> [Dataset entries]

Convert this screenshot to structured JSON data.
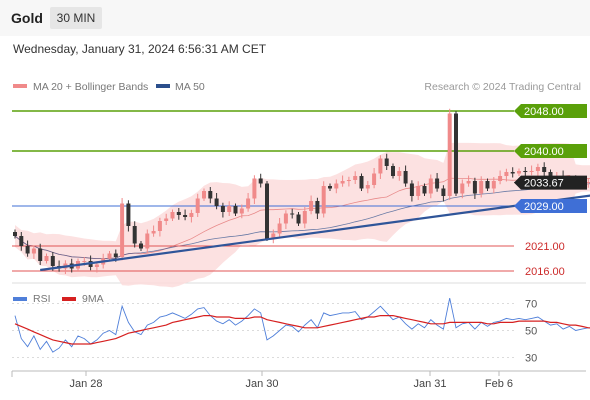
{
  "header": {
    "instrument": "Gold",
    "timeframe": "30 MIN",
    "datetime": "Wednesday, January 31, 2024 6:56:31 AM CET"
  },
  "legend": {
    "ma20": "MA 20 + Bollinger Bands",
    "ma50": "MA 50",
    "rsi": "RSI",
    "ma9": "9MA"
  },
  "attribution": "Research © 2024 Trading Central",
  "colors": {
    "up": "#f08a8a",
    "down": "#333333",
    "ma20_band": "#fbdcdc",
    "ma20_line": "#e88a8a",
    "ma50_line": "#2b4f8c",
    "resistance": "#5aa00a",
    "support": "#3f6fd6",
    "target_support": "#e05555",
    "trendline": "#2f5599",
    "arrow": "#2b5fb0",
    "rsi": "#4f7fd9",
    "ma9": "#d62020",
    "current": "#222222"
  },
  "chart_data": [
    {
      "type": "candlestick",
      "title": "Gold",
      "timeframe": "30 MIN",
      "x_ticks": [
        "Jan 28",
        "Jan 30",
        "Jan 31",
        "Feb 6"
      ],
      "ylim": [
        2014,
        2051
      ],
      "current_price": 2033.67,
      "levels": [
        {
          "value": 2048.0,
          "label": "2048.00",
          "kind": "resistance"
        },
        {
          "value": 2040.0,
          "label": "2040.00",
          "kind": "resistance"
        },
        {
          "value": 2033.67,
          "label": "2033.67",
          "kind": "current"
        },
        {
          "value": 2029.0,
          "label": "2029.00",
          "kind": "pivot"
        },
        {
          "value": 2021.0,
          "label": "2021.00",
          "kind": "support"
        },
        {
          "value": 2016.0,
          "label": "2016.00",
          "kind": "support"
        }
      ],
      "closes": [
        2023,
        2021,
        2019.5,
        2020.5,
        2018,
        2019,
        2017,
        2016.5,
        2017.5,
        2016.5,
        2018,
        2018,
        2016.8,
        2017.3,
        2018.5,
        2019.5,
        2018.8,
        2029.5,
        2025,
        2021.5,
        2020.5,
        2023.5,
        2024,
        2026,
        2026.5,
        2027.8,
        2027.2,
        2026.8,
        2027.6,
        2030.5,
        2032,
        2030.5,
        2029,
        2027.8,
        2029,
        2027.5,
        2028.5,
        2030.5,
        2034.5,
        2033.5,
        2022.5,
        2023.5,
        2025.5,
        2027.5,
        2027.3,
        2025.5,
        2028,
        2030,
        2027.5,
        2033,
        2032.5,
        2033.5,
        2034,
        2034.2,
        2035,
        2032.5,
        2033.2,
        2035.5,
        2038.5,
        2037,
        2035,
        2036,
        2033.5,
        2031,
        2033,
        2031.5,
        2034.5,
        2032.5,
        2031,
        2047.5,
        2031.5,
        2033.5,
        2034,
        2031.5,
        2034,
        2032.5,
        2034,
        2035,
        2035.8,
        2035.5,
        2036,
        2035.8,
        2036,
        2036.8,
        2035.8,
        2034.5,
        2035,
        2033.5,
        2034.2,
        2033.2,
        2033.6,
        2033.8,
        2033.67
      ],
      "trendlines": [
        {
          "name": "support trendline",
          "from": {
            "index": 4,
            "value": 2016.2
          },
          "to": {
            "index": 92,
            "value": 2031.2
          }
        }
      ],
      "projection": {
        "from": {
          "index": 92,
          "value": 2033.67
        },
        "to": {
          "index": 101,
          "value": 2046.5
        }
      }
    },
    {
      "type": "line",
      "title": "RSI",
      "ylim": [
        20,
        80
      ],
      "y_ticks": [
        70,
        50,
        30
      ],
      "series": [
        {
          "name": "RSI",
          "values": [
            61,
            44,
            38,
            46,
            36,
            42,
            34,
            37,
            43,
            38,
            46,
            44,
            40,
            43,
            48,
            50,
            47,
            68,
            56,
            49,
            47,
            54,
            56,
            60,
            61,
            63,
            61,
            59,
            62,
            66,
            67,
            61,
            57,
            55,
            58,
            54,
            57,
            61,
            66,
            63,
            43,
            46,
            50,
            54,
            53,
            49,
            54,
            58,
            52,
            63,
            61,
            62,
            63,
            63,
            64,
            58,
            60,
            64,
            68,
            63,
            58,
            60,
            55,
            51,
            55,
            52,
            58,
            54,
            51,
            74,
            52,
            55,
            56,
            51,
            56,
            53,
            56,
            57,
            59,
            58,
            59,
            58,
            59,
            60,
            57,
            54,
            55,
            51,
            53,
            50,
            51,
            52,
            51
          ]
        },
        {
          "name": "9MA",
          "values": [
            55,
            53,
            51,
            49,
            47,
            45,
            43,
            42,
            41,
            40,
            40,
            40,
            40,
            41,
            42,
            43,
            44,
            46,
            48,
            49,
            50,
            51,
            52,
            53,
            54,
            56,
            57,
            58,
            59,
            60,
            61,
            61,
            60,
            60,
            60,
            59,
            59,
            59,
            60,
            60,
            58,
            57,
            56,
            55,
            54,
            53,
            52,
            52,
            52,
            53,
            54,
            55,
            56,
            57,
            58,
            59,
            60,
            60,
            61,
            61,
            61,
            60,
            59,
            58,
            57,
            56,
            55,
            55,
            55,
            56,
            56,
            56,
            56,
            56,
            56,
            55,
            55,
            56,
            56,
            56,
            57,
            57,
            57,
            57,
            57,
            56,
            56,
            55,
            54,
            54,
            53,
            52,
            52
          ]
        }
      ]
    }
  ]
}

> [What is needed]
Where a line of the material above holds the string "name", copy that line.

> [Reply]
          "name": "support trendline",
          "name": "RSI",
          "name": "9MA",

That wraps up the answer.